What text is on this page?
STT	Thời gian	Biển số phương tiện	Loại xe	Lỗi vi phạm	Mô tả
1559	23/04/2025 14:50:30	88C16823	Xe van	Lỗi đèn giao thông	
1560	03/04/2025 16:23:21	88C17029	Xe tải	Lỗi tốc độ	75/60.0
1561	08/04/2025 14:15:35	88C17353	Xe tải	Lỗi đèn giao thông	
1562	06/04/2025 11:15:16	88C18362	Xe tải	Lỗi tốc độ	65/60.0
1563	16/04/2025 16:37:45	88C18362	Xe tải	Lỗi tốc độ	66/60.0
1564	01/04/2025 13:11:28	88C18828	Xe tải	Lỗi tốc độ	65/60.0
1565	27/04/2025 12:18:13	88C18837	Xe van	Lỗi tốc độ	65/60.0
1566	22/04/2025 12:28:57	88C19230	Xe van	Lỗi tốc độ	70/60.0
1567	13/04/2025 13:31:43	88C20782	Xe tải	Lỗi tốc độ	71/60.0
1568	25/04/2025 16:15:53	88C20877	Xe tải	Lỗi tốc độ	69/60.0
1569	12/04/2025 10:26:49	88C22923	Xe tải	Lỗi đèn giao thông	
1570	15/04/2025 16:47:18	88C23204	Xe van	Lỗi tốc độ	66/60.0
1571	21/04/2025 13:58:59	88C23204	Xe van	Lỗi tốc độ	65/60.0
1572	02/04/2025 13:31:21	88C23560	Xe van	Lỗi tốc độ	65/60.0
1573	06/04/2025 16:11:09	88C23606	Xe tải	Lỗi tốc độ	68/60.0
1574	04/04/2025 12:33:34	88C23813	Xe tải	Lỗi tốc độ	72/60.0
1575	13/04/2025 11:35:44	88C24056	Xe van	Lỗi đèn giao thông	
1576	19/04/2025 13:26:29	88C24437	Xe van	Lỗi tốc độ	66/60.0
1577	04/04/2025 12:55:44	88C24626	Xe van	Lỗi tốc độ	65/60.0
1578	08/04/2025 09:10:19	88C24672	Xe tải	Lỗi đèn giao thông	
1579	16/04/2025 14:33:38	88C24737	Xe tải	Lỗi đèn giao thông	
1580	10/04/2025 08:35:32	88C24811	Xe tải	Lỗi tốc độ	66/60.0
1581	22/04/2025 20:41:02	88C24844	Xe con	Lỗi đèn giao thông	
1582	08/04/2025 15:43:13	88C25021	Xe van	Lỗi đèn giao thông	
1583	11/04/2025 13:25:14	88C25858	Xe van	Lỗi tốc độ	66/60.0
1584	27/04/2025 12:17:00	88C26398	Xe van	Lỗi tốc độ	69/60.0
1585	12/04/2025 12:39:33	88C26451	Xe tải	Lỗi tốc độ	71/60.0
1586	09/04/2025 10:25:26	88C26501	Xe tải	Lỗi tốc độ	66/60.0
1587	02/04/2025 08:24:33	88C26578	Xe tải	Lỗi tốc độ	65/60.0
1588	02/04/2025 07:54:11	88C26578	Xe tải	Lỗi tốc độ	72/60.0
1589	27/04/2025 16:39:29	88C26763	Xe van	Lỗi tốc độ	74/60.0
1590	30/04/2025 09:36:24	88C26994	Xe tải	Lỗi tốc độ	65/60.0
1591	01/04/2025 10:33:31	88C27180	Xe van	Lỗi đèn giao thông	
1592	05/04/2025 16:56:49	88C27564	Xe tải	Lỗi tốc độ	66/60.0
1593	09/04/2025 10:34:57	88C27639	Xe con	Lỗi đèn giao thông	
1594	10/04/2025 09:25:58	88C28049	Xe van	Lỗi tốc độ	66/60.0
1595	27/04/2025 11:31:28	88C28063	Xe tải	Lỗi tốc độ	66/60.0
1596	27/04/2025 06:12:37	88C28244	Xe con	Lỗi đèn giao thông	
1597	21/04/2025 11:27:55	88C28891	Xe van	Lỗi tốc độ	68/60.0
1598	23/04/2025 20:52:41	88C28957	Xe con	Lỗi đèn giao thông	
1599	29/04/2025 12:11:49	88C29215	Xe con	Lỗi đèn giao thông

STATED PROBLEM:
Return the entries in full, keeping every line exactly as it is.

WRITTEN ANSWER:
What text is on this page?
STT	Thời gian	Biển số phương tiện	Loại xe	Lỗi vi phạm	Mô tả
1559	23/04/2025 14:50:30	88C16823	Xe van	Lỗi đèn giao thông	
1560	03/04/2025 16:23:21	88C17029	Xe tải	Lỗi tốc độ	75/60.0
1561	08/04/2025 14:15:35	88C17353	Xe tải	Lỗi đèn giao thông	
1562	06/04/2025 11:15:16	88C18362	Xe tải	Lỗi tốc độ	65/60.0
1563	16/04/2025 16:37:45	88C18362	Xe tải	Lỗi tốc độ	66/60.0
1564	01/04/2025 13:11:28	88C18828	Xe tải	Lỗi tốc độ	65/60.0
1565	27/04/2025 12:18:13	88C18837	Xe van	Lỗi tốc độ	65/60.0
1566	22/04/2025 12:28:57	88C19230	Xe van	Lỗi tốc độ	70/60.0
1567	13/04/2025 13:31:43	88C20782	Xe tải	Lỗi tốc độ	71/60.0
1568	25/04/2025 16:15:53	88C20877	Xe tải	Lỗi tốc độ	69/60.0
1569	12/04/2025 10:26:49	88C22923	Xe tải	Lỗi đèn giao thông	
1570	15/04/2025 16:47:18	88C23204	Xe van	Lỗi tốc độ	66/60.0
1571	21/04/2025 13:58:59	88C23204	Xe van	Lỗi tốc độ	65/60.0
1572	02/04/2025 13:31:21	88C23560	Xe van	Lỗi tốc độ	65/60.0
1573	06/04/2025 16:11:09	88C23606	Xe tải	Lỗi tốc độ	68/60.0
1574	04/04/2025 12:33:34	88C23813	Xe tải	Lỗi tốc độ	72/60.0
1575	13/04/2025 11:35:44	88C24056	Xe van	Lỗi đèn giao thông	
1576	19/04/2025 13:26:29	88C24437	Xe van	Lỗi tốc độ	66/60.0
1577	04/04/2025 12:55:44	88C24626	Xe van	Lỗi tốc độ	65/60.0
1578	08/04/2025 09:10:19	88C24672	Xe tải	Lỗi đèn giao thông	
1579	16/04/2025 14:33:38	88C24737	Xe tải	Lỗi đèn giao thông	
1580	10/04/2025 08:35:32	88C24811	Xe tải	Lỗi tốc độ	66/60.0
1581	22/04/2025 20:41:02	88C24844	Xe con	Lỗi đèn giao thông	
1582	08/04/2025 15:43:13	88C25021	Xe van	Lỗi đèn giao thông	
1583	11/04/2025 13:25:14	88C25858	Xe van	Lỗi tốc độ	66/60.0
1584	27/04/2025 12:17:00	88C26398	Xe van	Lỗi tốc độ	69/60.0
1585	12/04/2025 12:39:33	88C26451	Xe tải	Lỗi tốc độ	71/60.0
1586	09/04/2025 10:25:26	88C26501	Xe tải	Lỗi tốc độ	66/60.0
1587	02/04/2025 08:24:33	88C26578	Xe tải	Lỗi tốc độ	65/60.0
1588	02/04/2025 07:54:11	88C26578	Xe tải	Lỗi tốc độ	72/60.0
1589	27/04/2025 16:39:29	88C26763	Xe van	Lỗi tốc độ	74/60.0
1590	30/04/2025 09:36:24	88C26994	Xe tải	Lỗi tốc độ	65/60.0
1591	01/04/2025 10:33:31	88C27180	Xe van	Lỗi đèn giao thông	
1592	05/04/2025 16:56:49	88C27564	Xe tải	Lỗi tốc độ	66/60.0
1593	09/04/2025 10:34:57	88C27639	Xe con	Lỗi đèn giao thông	
1594	10/04/2025 09:25:58	88C28049	Xe van	Lỗi tốc độ	66/60.0
1595	27/04/2025 11:31:28	88C28063	Xe tải	Lỗi tốc độ	66/60.0
1596	27/04/2025 06:12:37	88C28244	Xe con	Lỗi đèn giao thông	
1597	21/04/2025 11:27:55	88C28891	Xe van	Lỗi tốc độ	68/60.0
1598	23/04/2025 20:52:41	88C28957	Xe con	Lỗi đèn giao thông	
1599	29/04/2025 12:11:49	88C29215	Xe con	Lỗi đèn giao thông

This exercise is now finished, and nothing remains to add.